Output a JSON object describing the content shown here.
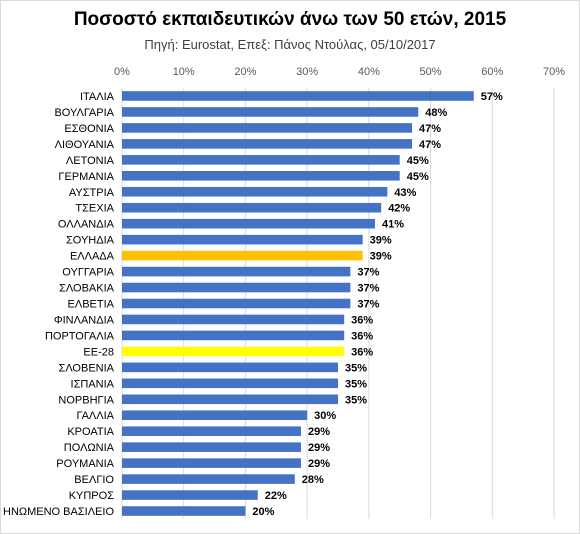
{
  "title": "Ποσοστό  εκπαιδευτικών άνω των 50 ετών, 2015",
  "subtitle": "Πηγή: Eurostat, Επεξ: Πάνος Ντούλας, 05/10/2017",
  "chart_data": {
    "type": "bar",
    "orientation": "horizontal",
    "title": "Ποσοστό  εκπαιδευτικών άνω των 50 ετών, 2015",
    "subtitle": "Πηγή: Eurostat, Επεξ: Πάνος Ντούλας, 05/10/2017",
    "xlim": [
      0,
      70
    ],
    "x_ticks": [
      0,
      10,
      20,
      30,
      40,
      50,
      60,
      70
    ],
    "x_tick_suffix": "%",
    "x_axis_position": "top",
    "grid": true,
    "legend": "none",
    "default_color": "#4472c4",
    "categories": [
      "ΙΤΑΛΙΑ",
      "ΒΟΥΛΓΑΡΙΑ",
      "ΕΣΘΟΝΙΑ",
      "ΛΙΘΟΥΑΝΙΑ",
      "ΛΕΤΟΝΙΑ",
      "ΓΕΡΜΑΝΙΑ",
      "ΑΥΣΤΡΙΑ",
      "ΤΣΕΧΙΑ",
      "ΟΛΛΑΝΔΙΑ",
      "ΣΟΥΗΔΙΑ",
      "ΕΛΛΑΔΑ",
      "ΟΥΓΓΑΡΙΑ",
      "ΣΛΟΒΑΚΙΑ",
      "ΕΛΒΕΤΙΑ",
      "ΦΙΝΛΑΝΔΙΑ",
      "ΠΟΡΤΟΓΑΛΙΑ",
      "ΕΕ-28",
      "ΣΛΟΒΕΝΙΑ",
      "ΙΣΠΑΝΙΑ",
      "ΝΟΡΒΗΓΙΑ",
      "ΓΑΛΛΙΑ",
      "ΚΡΟΑΤΙΑ",
      "ΠΟΛΩΝΙΑ",
      "ΡΟΥΜΑΝΙΑ",
      "ΒΕΛΓΙΟ",
      "ΚΥΠΡΟΣ",
      "ΗΝΩΜΕΝΟ ΒΑΣΙΛΕΙΟ"
    ],
    "values": [
      57.0,
      48.0,
      47.0,
      47.0,
      45.0,
      45.0,
      43.0,
      42.0,
      41.0,
      39.0,
      39.0,
      37.0,
      37.0,
      37.0,
      36.0,
      36.0,
      36.0,
      35.0,
      35.0,
      35.0,
      30.0,
      29.0,
      29.0,
      29.0,
      28.0,
      22.0,
      20.0
    ],
    "data_labels": [
      "57%",
      "48%",
      "47%",
      "47%",
      "45%",
      "45%",
      "43%",
      "42%",
      "41%",
      "39%",
      "39%",
      "37%",
      "37%",
      "37%",
      "36%",
      "36%",
      "36%",
      "35%",
      "35%",
      "35%",
      "30%",
      "29%",
      "29%",
      "29%",
      "28%",
      "22%",
      "20%"
    ],
    "highlights": [
      {
        "category": "ΕΛΛΑΔΑ",
        "color": "#ffc000"
      },
      {
        "category": "ΕΕ-28",
        "color": "#ffff00"
      }
    ]
  }
}
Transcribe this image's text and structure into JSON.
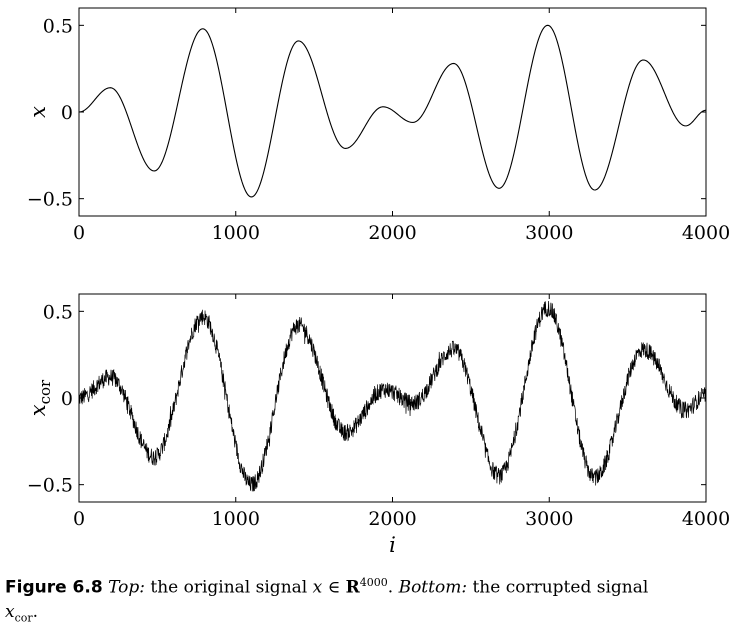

──────────

▶ [SHORT PROBLEM]: Each entry shown above must be quoted exactly, with its pictures left out.

▶ [FINAL ANSWER]:
Output a JSON object describing the content shown here.
{
  "title": "Ποσοστό  εκπαιδευτικών άνω των 50 ετών, 2015",
  "subtitle": "Πηγή: Eurostat, Επεξ: Πάνος Ντούλας, 05/10/2017",
  "chart_data": {
    "type": "bar",
    "orientation": "horizontal",
    "title": "Ποσοστό  εκπαιδευτικών άνω των 50 ετών, 2015",
    "subtitle": "Πηγή: Eurostat, Επεξ: Πάνος Ντούλας, 05/10/2017",
    "xlim": [
      0,
      70
    ],
    "x_ticks": [
      0,
      10,
      20,
      30,
      40,
      50,
      60,
      70
    ],
    "x_tick_suffix": "%",
    "x_axis_position": "top",
    "grid": true,
    "legend": "none",
    "default_color": "#4472c4",
    "categories": [
      "ΙΤΑΛΙΑ",
      "ΒΟΥΛΓΑΡΙΑ",
      "ΕΣΘΟΝΙΑ",
      "ΛΙΘΟΥΑΝΙΑ",
      "ΛΕΤΟΝΙΑ",
      "ΓΕΡΜΑΝΙΑ",
      "ΑΥΣΤΡΙΑ",
      "ΤΣΕΧΙΑ",
      "ΟΛΛΑΝΔΙΑ",
      "ΣΟΥΗΔΙΑ",
      "ΕΛΛΑΔΑ",
      "ΟΥΓΓΑΡΙΑ",
      "ΣΛΟΒΑΚΙΑ",
      "ΕΛΒΕΤΙΑ",
      "ΦΙΝΛΑΝΔΙΑ",
      "ΠΟΡΤΟΓΑΛΙΑ",
      "ΕΕ-28",
      "ΣΛΟΒΕΝΙΑ",
      "ΙΣΠΑΝΙΑ",
      "ΝΟΡΒΗΓΙΑ",
      "ΓΑΛΛΙΑ",
      "ΚΡΟΑΤΙΑ",
      "ΠΟΛΩΝΙΑ",
      "ΡΟΥΜΑΝΙΑ",
      "ΒΕΛΓΙΟ",
      "ΚΥΠΡΟΣ",
      "ΗΝΩΜΕΝΟ ΒΑΣΙΛΕΙΟ"
    ],
    "values": [
      57.0,
      48.0,
      47.0,
      47.0,
      45.0,
      45.0,
      43.0,
      42.0,
      41.0,
      39.0,
      39.0,
      37.0,
      37.0,
      37.0,
      36.0,
      36.0,
      36.0,
      35.0,
      35.0,
      35.0,
      30.0,
      29.0,
      29.0,
      29.0,
      28.0,
      22.0,
      20.0
    ],
    "data_labels": [
      "57%",
      "48%",
      "47%",
      "47%",
      "45%",
      "45%",
      "43%",
      "42%",
      "41%",
      "39%",
      "39%",
      "37%",
      "37%",
      "37%",
      "36%",
      "36%",
      "36%",
      "35%",
      "35%",
      "35%",
      "30%",
      "29%",
      "29%",
      "29%",
      "28%",
      "22%",
      "20%"
    ],
    "highlights": [
      {
        "category": "ΕΛΛΑΔΑ",
        "color": "#ffc000"
      },
      {
        "category": "ΕΕ-28",
        "color": "#ffff00"
      }
    ]
  }
}
Transcribe this image's text and structure into JSON.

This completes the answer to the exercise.